## Work to do:
Answer with one number only: the number of lines that include the word "seharga".

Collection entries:
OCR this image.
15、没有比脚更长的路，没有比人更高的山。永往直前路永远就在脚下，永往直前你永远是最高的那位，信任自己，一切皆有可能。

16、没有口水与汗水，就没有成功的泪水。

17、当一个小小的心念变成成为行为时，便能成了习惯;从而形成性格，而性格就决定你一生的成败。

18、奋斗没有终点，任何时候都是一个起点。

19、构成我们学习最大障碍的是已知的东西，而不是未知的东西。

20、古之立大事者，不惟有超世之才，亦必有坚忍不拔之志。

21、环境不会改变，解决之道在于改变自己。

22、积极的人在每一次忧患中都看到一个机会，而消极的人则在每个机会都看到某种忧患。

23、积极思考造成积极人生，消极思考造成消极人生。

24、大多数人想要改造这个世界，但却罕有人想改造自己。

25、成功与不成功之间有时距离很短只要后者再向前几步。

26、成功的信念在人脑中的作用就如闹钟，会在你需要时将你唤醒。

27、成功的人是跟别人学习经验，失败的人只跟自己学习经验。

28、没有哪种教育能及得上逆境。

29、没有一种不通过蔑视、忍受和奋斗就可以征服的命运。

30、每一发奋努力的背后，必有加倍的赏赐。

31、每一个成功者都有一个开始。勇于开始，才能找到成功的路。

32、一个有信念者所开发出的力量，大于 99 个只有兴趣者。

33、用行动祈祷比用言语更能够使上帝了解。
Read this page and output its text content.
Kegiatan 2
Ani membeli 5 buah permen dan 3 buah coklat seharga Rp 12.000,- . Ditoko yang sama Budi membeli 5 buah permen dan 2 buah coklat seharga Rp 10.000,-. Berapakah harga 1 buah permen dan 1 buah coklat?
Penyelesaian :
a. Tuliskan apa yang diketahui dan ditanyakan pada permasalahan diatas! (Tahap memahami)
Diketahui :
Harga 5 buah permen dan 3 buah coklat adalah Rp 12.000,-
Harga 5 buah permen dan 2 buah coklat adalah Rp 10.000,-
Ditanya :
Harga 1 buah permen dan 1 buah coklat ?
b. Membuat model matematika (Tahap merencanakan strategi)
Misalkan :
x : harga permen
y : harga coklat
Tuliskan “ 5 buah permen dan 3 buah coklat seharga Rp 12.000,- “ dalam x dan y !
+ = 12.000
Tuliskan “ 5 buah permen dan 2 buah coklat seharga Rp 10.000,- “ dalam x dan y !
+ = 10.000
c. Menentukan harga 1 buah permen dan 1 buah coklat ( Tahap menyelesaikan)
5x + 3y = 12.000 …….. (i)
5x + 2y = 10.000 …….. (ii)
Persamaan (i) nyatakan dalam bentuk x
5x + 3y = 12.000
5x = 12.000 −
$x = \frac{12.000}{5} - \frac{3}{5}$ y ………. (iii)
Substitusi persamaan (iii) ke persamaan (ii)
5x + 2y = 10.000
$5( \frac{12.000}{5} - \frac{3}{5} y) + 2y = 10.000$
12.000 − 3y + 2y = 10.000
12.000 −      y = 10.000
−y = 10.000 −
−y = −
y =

## Output of the exercise:
3